WORK TO DO | Look over the lines below. Report each one that includes the string "ทยาคาร".

— start —

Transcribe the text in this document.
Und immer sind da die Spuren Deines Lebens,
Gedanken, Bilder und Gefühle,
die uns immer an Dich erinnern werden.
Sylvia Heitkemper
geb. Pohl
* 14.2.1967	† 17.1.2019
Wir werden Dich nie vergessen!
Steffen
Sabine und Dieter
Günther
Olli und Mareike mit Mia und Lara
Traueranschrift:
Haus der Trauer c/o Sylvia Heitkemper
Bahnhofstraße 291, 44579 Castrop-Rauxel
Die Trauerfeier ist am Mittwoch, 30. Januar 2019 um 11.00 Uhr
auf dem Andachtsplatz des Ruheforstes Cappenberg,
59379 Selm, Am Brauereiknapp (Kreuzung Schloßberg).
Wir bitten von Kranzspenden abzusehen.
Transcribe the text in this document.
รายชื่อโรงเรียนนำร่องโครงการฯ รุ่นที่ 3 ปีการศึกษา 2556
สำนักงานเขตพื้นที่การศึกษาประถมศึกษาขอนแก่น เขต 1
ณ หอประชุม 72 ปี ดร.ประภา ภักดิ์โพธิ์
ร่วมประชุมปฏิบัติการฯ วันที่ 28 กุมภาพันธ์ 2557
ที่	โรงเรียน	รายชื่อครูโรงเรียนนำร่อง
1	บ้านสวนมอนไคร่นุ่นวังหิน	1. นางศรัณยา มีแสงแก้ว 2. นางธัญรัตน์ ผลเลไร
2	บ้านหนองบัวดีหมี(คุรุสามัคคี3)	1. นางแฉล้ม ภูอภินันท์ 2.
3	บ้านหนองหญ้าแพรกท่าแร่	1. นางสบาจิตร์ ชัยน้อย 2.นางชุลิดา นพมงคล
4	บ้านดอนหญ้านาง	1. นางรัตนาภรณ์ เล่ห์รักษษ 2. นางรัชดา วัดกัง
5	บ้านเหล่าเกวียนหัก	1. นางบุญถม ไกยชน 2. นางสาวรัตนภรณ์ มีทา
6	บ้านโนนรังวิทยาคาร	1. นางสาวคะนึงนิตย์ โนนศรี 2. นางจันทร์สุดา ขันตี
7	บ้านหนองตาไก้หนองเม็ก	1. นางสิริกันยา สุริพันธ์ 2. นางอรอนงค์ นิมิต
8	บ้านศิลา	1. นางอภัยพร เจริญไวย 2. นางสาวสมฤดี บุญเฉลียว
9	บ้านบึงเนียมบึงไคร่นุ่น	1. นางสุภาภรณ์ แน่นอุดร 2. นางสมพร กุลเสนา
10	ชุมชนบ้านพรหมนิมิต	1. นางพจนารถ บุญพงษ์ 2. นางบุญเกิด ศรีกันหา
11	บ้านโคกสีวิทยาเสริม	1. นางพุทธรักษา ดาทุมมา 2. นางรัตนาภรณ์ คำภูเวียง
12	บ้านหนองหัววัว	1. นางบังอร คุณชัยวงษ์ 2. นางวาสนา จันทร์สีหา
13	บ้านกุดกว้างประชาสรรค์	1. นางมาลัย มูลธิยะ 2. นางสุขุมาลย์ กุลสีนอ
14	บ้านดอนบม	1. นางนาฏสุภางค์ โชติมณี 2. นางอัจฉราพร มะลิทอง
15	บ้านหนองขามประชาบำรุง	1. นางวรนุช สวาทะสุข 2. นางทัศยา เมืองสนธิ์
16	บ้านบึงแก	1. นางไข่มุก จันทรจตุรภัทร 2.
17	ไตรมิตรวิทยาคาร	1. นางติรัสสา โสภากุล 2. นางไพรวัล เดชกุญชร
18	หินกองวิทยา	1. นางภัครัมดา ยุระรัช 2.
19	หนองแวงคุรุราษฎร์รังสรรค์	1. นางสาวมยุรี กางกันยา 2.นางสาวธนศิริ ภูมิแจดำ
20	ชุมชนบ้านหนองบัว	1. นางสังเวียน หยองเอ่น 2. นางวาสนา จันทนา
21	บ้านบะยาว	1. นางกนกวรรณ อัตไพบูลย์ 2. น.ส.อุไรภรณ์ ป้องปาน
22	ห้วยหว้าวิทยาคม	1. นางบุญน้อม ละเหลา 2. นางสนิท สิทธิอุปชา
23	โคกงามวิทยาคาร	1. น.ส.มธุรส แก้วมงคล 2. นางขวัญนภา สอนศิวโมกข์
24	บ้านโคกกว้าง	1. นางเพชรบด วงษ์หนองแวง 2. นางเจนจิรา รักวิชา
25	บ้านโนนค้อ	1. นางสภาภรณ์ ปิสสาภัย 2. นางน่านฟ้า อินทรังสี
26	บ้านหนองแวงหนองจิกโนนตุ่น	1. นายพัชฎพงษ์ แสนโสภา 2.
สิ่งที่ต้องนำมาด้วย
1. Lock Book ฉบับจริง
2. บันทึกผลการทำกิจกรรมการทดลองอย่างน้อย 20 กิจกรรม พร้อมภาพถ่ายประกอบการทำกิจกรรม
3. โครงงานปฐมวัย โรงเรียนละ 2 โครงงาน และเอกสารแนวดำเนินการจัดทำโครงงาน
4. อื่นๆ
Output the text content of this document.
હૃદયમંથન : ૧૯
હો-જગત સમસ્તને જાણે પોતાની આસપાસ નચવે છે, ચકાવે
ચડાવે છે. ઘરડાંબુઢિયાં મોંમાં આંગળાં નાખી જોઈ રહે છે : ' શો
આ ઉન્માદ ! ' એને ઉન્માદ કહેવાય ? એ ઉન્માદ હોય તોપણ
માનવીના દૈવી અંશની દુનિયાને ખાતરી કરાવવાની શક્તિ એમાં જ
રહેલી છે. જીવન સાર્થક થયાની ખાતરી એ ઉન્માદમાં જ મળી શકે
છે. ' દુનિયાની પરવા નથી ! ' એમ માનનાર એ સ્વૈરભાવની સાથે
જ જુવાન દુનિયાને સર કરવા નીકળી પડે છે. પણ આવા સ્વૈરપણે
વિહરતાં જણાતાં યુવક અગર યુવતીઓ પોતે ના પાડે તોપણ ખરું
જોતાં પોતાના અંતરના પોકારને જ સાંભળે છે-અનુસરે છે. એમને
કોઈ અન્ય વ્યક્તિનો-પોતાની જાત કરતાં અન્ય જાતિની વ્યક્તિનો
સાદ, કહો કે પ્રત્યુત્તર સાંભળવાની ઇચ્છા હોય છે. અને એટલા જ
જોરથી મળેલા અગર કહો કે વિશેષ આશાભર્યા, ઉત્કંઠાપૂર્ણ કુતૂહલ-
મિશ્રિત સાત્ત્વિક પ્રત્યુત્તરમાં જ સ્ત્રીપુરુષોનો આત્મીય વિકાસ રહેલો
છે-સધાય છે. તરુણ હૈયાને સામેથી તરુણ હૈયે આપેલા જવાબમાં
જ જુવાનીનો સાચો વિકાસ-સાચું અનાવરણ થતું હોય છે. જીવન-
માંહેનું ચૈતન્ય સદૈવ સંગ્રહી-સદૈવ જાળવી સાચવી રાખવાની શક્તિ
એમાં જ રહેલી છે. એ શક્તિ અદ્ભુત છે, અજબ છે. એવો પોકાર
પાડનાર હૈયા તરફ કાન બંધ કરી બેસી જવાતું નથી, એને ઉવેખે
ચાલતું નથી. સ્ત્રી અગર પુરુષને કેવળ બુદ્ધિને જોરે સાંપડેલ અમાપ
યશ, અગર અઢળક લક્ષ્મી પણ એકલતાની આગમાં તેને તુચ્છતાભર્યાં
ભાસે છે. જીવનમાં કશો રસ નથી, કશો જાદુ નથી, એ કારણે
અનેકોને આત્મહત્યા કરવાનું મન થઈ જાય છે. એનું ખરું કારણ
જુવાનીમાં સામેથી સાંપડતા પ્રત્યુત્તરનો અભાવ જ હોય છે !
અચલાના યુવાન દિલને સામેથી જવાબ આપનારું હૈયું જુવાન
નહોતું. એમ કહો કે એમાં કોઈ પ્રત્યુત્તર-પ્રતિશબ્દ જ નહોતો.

— end —

ANSWER TO THE PROBLEM |
6	บ้านโนนรังวิทยาคาร	1. นางสาวคะนึงนิตย์ โนนศรี 2. นางจันทร์สุดา ขันตี
17	ไตรมิตรวิทยาคาร	1. นางติรัสสา โสภากุล 2. นางไพรวัล เดชกุญชร
23	โคกงามวิทยาคาร	1. น.ส.มธุรส แก้วมงคล 2. นางขวัญนภา สอนศิวโมกข์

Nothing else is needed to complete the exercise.